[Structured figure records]
## START

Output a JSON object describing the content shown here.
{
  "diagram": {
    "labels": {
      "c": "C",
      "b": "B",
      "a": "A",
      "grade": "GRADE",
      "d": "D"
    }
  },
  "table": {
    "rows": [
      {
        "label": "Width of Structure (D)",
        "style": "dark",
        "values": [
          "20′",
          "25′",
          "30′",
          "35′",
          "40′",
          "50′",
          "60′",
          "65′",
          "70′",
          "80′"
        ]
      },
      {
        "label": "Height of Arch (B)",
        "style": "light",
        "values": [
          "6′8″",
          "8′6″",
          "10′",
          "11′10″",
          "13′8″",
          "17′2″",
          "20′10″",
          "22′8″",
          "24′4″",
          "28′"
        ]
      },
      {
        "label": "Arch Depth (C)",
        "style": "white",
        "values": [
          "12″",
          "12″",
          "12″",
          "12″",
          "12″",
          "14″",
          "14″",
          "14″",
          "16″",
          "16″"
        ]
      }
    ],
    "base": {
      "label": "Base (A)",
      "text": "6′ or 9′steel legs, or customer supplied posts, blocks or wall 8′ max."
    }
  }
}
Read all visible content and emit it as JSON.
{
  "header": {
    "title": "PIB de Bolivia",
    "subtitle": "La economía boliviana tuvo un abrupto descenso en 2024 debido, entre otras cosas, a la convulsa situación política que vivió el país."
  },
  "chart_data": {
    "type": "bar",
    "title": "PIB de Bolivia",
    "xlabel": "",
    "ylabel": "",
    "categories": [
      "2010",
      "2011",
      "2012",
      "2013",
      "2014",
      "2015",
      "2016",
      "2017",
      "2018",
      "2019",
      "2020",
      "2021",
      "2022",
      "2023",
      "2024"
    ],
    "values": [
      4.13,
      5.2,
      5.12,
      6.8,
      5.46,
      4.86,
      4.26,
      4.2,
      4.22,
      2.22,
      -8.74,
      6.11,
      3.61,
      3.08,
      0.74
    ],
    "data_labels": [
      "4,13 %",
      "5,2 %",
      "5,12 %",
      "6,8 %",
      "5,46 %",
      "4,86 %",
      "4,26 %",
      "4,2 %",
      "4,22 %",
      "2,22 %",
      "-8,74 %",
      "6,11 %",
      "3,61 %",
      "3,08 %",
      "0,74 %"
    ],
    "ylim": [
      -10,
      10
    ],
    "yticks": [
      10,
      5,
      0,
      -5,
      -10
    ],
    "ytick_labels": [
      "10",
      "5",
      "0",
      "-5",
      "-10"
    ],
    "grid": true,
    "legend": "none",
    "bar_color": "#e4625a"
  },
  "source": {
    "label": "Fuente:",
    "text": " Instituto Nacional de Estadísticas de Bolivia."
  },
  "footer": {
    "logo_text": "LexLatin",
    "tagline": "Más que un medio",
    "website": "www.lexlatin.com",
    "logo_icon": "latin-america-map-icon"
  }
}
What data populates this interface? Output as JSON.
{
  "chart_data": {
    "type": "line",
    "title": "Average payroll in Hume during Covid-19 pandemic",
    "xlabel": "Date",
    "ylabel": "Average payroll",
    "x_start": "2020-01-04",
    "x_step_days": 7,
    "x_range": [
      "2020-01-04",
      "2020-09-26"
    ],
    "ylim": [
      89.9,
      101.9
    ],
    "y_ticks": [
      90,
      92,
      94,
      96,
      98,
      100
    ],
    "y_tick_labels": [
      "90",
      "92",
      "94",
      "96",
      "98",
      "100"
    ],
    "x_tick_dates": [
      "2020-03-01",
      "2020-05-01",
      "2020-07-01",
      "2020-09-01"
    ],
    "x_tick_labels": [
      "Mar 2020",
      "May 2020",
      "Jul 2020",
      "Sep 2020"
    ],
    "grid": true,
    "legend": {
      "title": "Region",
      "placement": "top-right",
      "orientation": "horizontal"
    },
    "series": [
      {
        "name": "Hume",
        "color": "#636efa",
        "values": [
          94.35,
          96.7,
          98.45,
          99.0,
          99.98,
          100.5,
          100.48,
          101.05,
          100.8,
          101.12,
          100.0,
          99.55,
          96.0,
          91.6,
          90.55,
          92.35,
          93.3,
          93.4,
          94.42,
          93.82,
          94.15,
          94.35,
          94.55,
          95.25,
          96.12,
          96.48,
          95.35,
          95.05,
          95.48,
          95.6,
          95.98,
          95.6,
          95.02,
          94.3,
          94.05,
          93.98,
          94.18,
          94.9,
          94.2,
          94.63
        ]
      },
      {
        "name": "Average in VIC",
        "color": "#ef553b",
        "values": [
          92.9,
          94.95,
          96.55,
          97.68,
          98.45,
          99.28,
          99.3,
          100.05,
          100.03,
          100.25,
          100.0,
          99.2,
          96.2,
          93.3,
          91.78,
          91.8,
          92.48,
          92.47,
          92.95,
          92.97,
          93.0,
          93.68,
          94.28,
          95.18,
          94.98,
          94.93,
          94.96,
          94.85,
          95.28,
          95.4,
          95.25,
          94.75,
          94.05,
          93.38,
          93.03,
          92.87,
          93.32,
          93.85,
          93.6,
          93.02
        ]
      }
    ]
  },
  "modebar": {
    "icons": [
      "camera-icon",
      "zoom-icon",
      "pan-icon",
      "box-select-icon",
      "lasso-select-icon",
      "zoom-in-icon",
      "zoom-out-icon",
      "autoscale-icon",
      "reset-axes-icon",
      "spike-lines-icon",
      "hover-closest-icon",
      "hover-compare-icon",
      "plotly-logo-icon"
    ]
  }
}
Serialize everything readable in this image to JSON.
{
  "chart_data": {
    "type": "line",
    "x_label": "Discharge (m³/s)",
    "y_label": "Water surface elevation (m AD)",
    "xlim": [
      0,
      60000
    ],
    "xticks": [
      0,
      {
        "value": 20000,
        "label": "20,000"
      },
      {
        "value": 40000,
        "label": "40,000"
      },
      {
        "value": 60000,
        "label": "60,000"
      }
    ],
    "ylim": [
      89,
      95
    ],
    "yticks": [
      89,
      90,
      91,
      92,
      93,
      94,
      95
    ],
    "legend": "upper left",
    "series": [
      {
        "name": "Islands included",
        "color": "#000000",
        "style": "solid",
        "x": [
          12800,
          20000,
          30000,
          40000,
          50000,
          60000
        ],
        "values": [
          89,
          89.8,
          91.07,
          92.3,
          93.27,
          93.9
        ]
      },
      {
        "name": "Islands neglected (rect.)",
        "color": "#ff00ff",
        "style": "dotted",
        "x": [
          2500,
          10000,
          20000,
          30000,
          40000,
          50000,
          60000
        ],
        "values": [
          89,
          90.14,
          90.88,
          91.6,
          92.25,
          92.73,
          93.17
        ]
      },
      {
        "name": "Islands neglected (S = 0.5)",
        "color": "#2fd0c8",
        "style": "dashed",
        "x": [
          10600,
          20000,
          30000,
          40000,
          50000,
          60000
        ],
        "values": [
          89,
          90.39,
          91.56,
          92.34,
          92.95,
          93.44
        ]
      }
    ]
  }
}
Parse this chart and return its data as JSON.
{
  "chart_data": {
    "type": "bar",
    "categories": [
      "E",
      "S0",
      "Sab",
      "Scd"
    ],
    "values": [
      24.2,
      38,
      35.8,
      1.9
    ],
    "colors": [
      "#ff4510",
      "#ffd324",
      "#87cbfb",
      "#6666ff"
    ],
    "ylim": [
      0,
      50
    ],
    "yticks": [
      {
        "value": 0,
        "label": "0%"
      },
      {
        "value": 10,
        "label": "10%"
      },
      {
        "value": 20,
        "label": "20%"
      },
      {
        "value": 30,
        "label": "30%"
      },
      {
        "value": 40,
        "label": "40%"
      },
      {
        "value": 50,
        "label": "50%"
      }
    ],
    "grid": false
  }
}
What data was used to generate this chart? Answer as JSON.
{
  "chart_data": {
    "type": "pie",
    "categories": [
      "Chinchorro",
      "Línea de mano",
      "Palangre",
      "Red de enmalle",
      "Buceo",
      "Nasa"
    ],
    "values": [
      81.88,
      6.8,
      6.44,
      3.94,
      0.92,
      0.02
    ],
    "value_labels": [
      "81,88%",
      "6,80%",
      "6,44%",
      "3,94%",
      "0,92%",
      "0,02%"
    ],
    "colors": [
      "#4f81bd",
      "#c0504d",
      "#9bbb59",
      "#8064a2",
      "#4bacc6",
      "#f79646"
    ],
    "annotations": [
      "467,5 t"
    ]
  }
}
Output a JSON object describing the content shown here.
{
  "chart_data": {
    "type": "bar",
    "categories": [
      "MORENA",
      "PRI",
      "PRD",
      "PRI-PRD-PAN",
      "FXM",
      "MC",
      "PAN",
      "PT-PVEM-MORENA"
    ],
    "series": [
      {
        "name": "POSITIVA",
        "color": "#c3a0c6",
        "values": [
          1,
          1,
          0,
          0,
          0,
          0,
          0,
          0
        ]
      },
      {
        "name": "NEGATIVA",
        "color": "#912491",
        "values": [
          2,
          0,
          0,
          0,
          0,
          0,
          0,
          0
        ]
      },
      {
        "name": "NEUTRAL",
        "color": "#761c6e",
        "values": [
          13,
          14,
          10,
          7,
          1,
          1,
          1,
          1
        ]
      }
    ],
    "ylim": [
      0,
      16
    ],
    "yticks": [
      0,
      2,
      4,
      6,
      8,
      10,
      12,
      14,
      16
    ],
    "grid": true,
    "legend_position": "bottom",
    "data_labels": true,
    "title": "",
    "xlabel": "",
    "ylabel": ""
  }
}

## END

Check each line in the listing above for the string "neglected", then report how many lines contain it, with no other text.

- _Solution_
2